** WHAT IS NEEDED **
Can you reproduce the data beneath, keeping every line exact?

## BEGIN SUPPLIED MATERIAL

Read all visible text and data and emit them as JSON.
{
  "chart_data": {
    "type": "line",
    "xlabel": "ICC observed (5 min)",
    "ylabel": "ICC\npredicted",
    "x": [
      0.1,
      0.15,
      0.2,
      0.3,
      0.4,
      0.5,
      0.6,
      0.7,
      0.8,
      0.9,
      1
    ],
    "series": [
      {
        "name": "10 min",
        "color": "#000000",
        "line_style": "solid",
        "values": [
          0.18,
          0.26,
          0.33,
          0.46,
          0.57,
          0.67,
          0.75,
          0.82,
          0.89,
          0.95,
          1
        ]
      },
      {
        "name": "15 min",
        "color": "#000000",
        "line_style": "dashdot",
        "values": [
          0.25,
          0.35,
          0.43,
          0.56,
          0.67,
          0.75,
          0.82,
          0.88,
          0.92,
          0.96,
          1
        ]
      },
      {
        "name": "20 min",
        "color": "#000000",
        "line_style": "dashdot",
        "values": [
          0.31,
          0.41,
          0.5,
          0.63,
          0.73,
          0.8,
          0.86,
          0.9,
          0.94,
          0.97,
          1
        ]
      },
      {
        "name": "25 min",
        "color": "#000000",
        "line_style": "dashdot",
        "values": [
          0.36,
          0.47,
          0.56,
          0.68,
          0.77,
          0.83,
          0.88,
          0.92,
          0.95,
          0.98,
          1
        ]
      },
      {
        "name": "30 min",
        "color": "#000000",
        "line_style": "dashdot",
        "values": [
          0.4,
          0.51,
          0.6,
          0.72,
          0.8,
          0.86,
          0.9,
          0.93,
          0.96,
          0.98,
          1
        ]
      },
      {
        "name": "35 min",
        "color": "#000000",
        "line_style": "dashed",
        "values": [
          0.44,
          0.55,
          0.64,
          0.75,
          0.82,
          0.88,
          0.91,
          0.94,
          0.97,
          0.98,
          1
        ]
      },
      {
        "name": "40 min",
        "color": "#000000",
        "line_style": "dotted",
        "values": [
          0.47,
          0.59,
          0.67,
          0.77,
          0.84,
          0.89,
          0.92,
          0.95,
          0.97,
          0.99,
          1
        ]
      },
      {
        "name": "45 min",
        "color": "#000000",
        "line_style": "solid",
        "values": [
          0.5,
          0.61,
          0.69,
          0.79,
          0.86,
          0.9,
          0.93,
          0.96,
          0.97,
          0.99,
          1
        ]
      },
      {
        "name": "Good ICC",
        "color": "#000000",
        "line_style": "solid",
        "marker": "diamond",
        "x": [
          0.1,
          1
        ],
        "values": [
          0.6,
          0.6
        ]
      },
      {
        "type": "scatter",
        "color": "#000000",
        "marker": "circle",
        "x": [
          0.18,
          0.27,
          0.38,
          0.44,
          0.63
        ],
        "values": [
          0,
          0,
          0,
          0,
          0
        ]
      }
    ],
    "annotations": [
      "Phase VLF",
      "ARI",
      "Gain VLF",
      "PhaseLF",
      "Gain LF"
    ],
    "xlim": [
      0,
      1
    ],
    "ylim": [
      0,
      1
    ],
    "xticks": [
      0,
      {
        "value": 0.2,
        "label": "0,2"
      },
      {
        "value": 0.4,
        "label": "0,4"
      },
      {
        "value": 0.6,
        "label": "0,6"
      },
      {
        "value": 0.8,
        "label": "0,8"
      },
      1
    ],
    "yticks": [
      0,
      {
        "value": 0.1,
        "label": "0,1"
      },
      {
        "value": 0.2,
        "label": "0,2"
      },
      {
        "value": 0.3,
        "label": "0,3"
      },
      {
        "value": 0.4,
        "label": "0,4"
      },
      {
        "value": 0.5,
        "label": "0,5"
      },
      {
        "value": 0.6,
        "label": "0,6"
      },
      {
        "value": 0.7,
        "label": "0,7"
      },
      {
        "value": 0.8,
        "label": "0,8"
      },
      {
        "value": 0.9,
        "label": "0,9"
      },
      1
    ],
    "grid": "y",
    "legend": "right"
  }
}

## END SUPPLIED MATERIAL

** RESULT **
Read all visible text and data and emit them as JSON.
{
  "chart_data": {
    "type": "line",
    "xlabel": "ICC observed (5 min)",
    "ylabel": "ICC\npredicted",
    "x": [
      0.1,
      0.15,
      0.2,
      0.3,
      0.4,
      0.5,
      0.6,
      0.7,
      0.8,
      0.9,
      1
    ],
    "series": [
      {
        "name": "10 min",
        "color": "#000000",
        "line_style": "solid",
        "values": [
          0.18,
          0.26,
          0.33,
          0.46,
          0.57,
          0.67,
          0.75,
          0.82,
          0.89,
          0.95,
          1
        ]
      },
      {
        "name": "15 min",
        "color": "#000000",
        "line_style": "dashdot",
        "values": [
          0.25,
          0.35,
          0.43,
          0.56,
          0.67,
          0.75,
          0.82,
          0.88,
          0.92,
          0.96,
          1
        ]
      },
      {
        "name": "20 min",
        "color": "#000000",
        "line_style": "dashdot",
        "values": [
          0.31,
          0.41,
          0.5,
          0.63,
          0.73,
          0.8,
          0.86,
          0.9,
          0.94,
          0.97,
          1
        ]
      },
      {
        "name": "25 min",
        "color": "#000000",
        "line_style": "dashdot",
        "values": [
          0.36,
          0.47,
          0.56,
          0.68,
          0.77,
          0.83,
          0.88,
          0.92,
          0.95,
          0.98,
          1
        ]
      },
      {
        "name": "30 min",
        "color": "#000000",
        "line_style": "dashdot",
        "values": [
          0.4,
          0.51,
          0.6,
          0.72,
          0.8,
          0.86,
          0.9,
          0.93,
          0.96,
          0.98,
          1
        ]
      },
      {
        "name": "35 min",
        "color": "#000000",
        "line_style": "dashed",
        "values": [
          0.44,
          0.55,
          0.64,
          0.75,
          0.82,
          0.88,
          0.91,
          0.94,
          0.97,
          0.98,
          1
        ]
      },
      {
        "name": "40 min",
        "color": "#000000",
        "line_style": "dotted",
        "values": [
          0.47,
          0.59,
          0.67,
          0.77,
          0.84,
          0.89,
          0.92,
          0.95,
          0.97,
          0.99,
          1
        ]
      },
      {
        "name": "45 min",
        "color": "#000000",
        "line_style": "solid",
        "values": [
          0.5,
          0.61,
          0.69,
          0.79,
          0.86,
          0.9,
          0.93,
          0.96,
          0.97,
          0.99,
          1
        ]
      },
      {
        "name": "Good ICC",
        "color": "#000000",
        "line_style": "solid",
        "marker": "diamond",
        "x": [
          0.1,
          1
        ],
        "values": [
          0.6,
          0.6
        ]
      },
      {
        "type": "scatter",
        "color": "#000000",
        "marker": "circle",
        "x": [
          0.18,
          0.27,
          0.38,
          0.44,
          0.63
        ],
        "values": [
          0,
          0,
          0,
          0,
          0
        ]
      }
    ],
    "annotations": [
      "Phase VLF",
      "ARI",
      "Gain VLF",
      "PhaseLF",
      "Gain LF"
    ],
    "xlim": [
      0,
      1
    ],
    "ylim": [
      0,
      1
    ],
    "xticks": [
      0,
      {
        "value": 0.2,
        "label": "0,2"
      },
      {
        "value": 0.4,
        "label": "0,4"
      },
      {
        "value": 0.6,
        "label": "0,6"
      },
      {
        "value": 0.8,
        "label": "0,8"
      },
      1
    ],
    "yticks": [
      0,
      {
        "value": 0.1,
        "label": "0,1"
      },
      {
        "value": 0.2,
        "label": "0,2"
      },
      {
        "value": 0.3,
        "label": "0,3"
      },
      {
        "value": 0.4,
        "label": "0,4"
      },
      {
        "value": 0.5,
        "label": "0,5"
      },
      {
        "value": 0.6,
        "label": "0,6"
      },
      {
        "value": 0.7,
        "label": "0,7"
      },
      {
        "value": 0.8,
        "label": "0,8"
      },
      {
        "value": 0.9,
        "label": "0,9"
      },
      1
    ],
    "grid": "y",
    "legend": "right"
  }
}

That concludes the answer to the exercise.